→ **Provided records**
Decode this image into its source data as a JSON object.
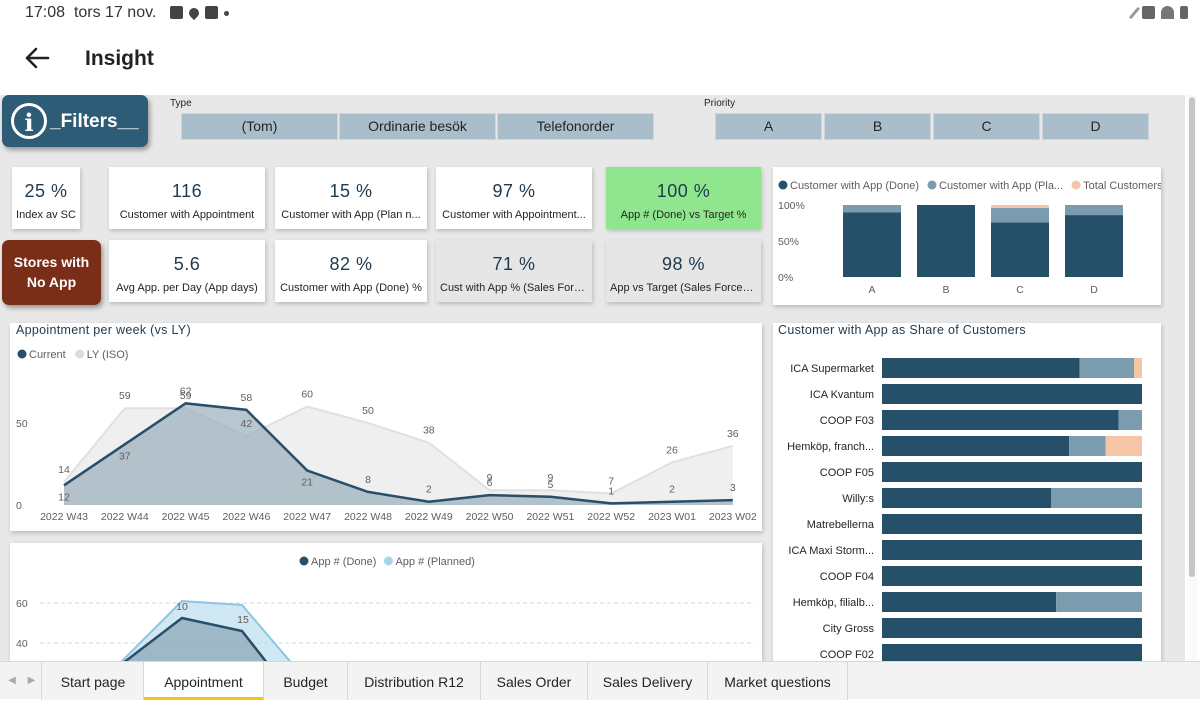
{
  "status": {
    "time": "17:08",
    "date": "tors 17 nov."
  },
  "app": {
    "title": "Insight"
  },
  "filters": {
    "label": "_Filters__",
    "info_glyph": "i",
    "type": {
      "title": "Type",
      "options": [
        "(Tom)",
        "Ordinarie besök",
        "Telefonorder"
      ]
    },
    "priority": {
      "title": "Priority",
      "options": [
        "A",
        "B",
        "C",
        "D"
      ]
    }
  },
  "stores_button": {
    "line1": "Stores with",
    "line2": "No App"
  },
  "kpis": [
    {
      "value": "25 %",
      "caption": "Index av SC"
    },
    {
      "value": "116",
      "caption": "Customer with Appointment"
    },
    {
      "value": "15 %",
      "caption": "Customer with App (Plan n..."
    },
    {
      "value": "97 %",
      "caption": "Customer with Appointment..."
    },
    {
      "value": "100 %",
      "caption": "App # (Done) vs Target %"
    },
    {
      "value": "5.6",
      "caption": "Avg App. per Day (App days)"
    },
    {
      "value": "82 %",
      "caption": "Customer with App (Done) %"
    },
    {
      "value": "71 %",
      "caption": "Cust with App % (Sales Force)"
    },
    {
      "value": "98 %",
      "caption": "App vs Target (Sales Force) %"
    }
  ],
  "colors": {
    "done": "#264f69",
    "planned": "#7b9cae",
    "total": "#f6c4a6",
    "current": "#264f69",
    "ly": "#e6e6e6",
    "app_planned": "#a9d5ea",
    "accent_tab": "#f2c811",
    "green_card": "#8fe68f",
    "stores_button": "#7a2d17"
  },
  "tabs": [
    "Start page",
    "Appointment",
    "Budget",
    "Distribution R12",
    "Sales Order",
    "Sales Delivery",
    "Market questions"
  ],
  "active_tab": "Appointment",
  "chart_data": [
    {
      "type": "bar",
      "stacked": true,
      "legend": [
        "Customer with App (Done)",
        "Customer with App (Pla...",
        "Total Customers"
      ],
      "legend_placement": "top",
      "categories": [
        "A",
        "B",
        "C",
        "D"
      ],
      "series": [
        {
          "name": "Customer with App (Done)",
          "values": [
            0.9,
            1.0,
            0.76,
            0.86
          ]
        },
        {
          "name": "Customer with App (Planned)",
          "values": [
            0.1,
            0.0,
            0.2,
            0.14
          ]
        },
        {
          "name": "Total Customers",
          "values": [
            0.0,
            0.0,
            0.04,
            0.0
          ]
        }
      ],
      "y_ticks": [
        "100%",
        "50%",
        "0%"
      ],
      "ylim": [
        0,
        1
      ]
    },
    {
      "type": "area",
      "title": "Appointment per week (vs LY)",
      "legend_placement": "top-left",
      "categories": [
        "2022 W43",
        "2022 W44",
        "2022 W45",
        "2022 W46",
        "2022 W47",
        "2022 W48",
        "2022 W49",
        "2022 W50",
        "2022 W51",
        "2022 W52",
        "2023 W01",
        "2023 W02"
      ],
      "series": [
        {
          "name": "Current",
          "values": [
            12,
            37,
            62,
            58,
            21,
            8,
            2,
            6,
            5,
            1,
            2,
            3
          ]
        },
        {
          "name": "LY (ISO)",
          "values": [
            14,
            59,
            59,
            42,
            60,
            50,
            38,
            9,
            9,
            7,
            26,
            36
          ]
        }
      ],
      "y_ticks": [
        "50",
        "0"
      ],
      "ylim": [
        0,
        72
      ]
    },
    {
      "type": "area",
      "legend_placement": "top",
      "series": [
        {
          "name": "App # (Done)",
          "visible_labels": [
            10
          ]
        },
        {
          "name": "App # (Planned)",
          "visible_labels": [
            15
          ]
        }
      ],
      "y_ticks": [
        "60",
        "40"
      ]
    },
    {
      "type": "bar",
      "orientation": "horizontal",
      "stacked": true,
      "title": "Customer with App as Share of Customers",
      "categories": [
        "ICA Supermarket",
        "ICA Kvantum",
        "COOP F03",
        "Hemköp, franch...",
        "COOP F05",
        "Willy:s",
        "Matrebellerna",
        "ICA Maxi Storm...",
        "COOP F04",
        "Hemköp, filialb...",
        "City Gross",
        "COOP F02"
      ],
      "series": [
        {
          "name": "Customer with App (Done)",
          "values": [
            0.76,
            1.0,
            0.91,
            0.72,
            1.0,
            0.65,
            1.0,
            1.0,
            1.0,
            0.67,
            1.0,
            1.0
          ]
        },
        {
          "name": "Customer with App (Planned)",
          "values": [
            0.21,
            0.0,
            0.09,
            0.14,
            0.0,
            0.35,
            0.0,
            0.0,
            0.0,
            0.33,
            0.0,
            0.0
          ]
        },
        {
          "name": "Total Customers",
          "values": [
            0.03,
            0.0,
            0.0,
            0.14,
            0.0,
            0.0,
            0.0,
            0.0,
            0.0,
            0.0,
            0.0,
            0.0
          ]
        }
      ]
    }
  ]
}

→ **The problem**
Pick out the lines above containing the word "Customers", then copy them.

→ **Task output**
        "Total Customers"
          "name": "Total Customers",
      "title": "Customer with App as Share of Customers",
          "name": "Total Customers",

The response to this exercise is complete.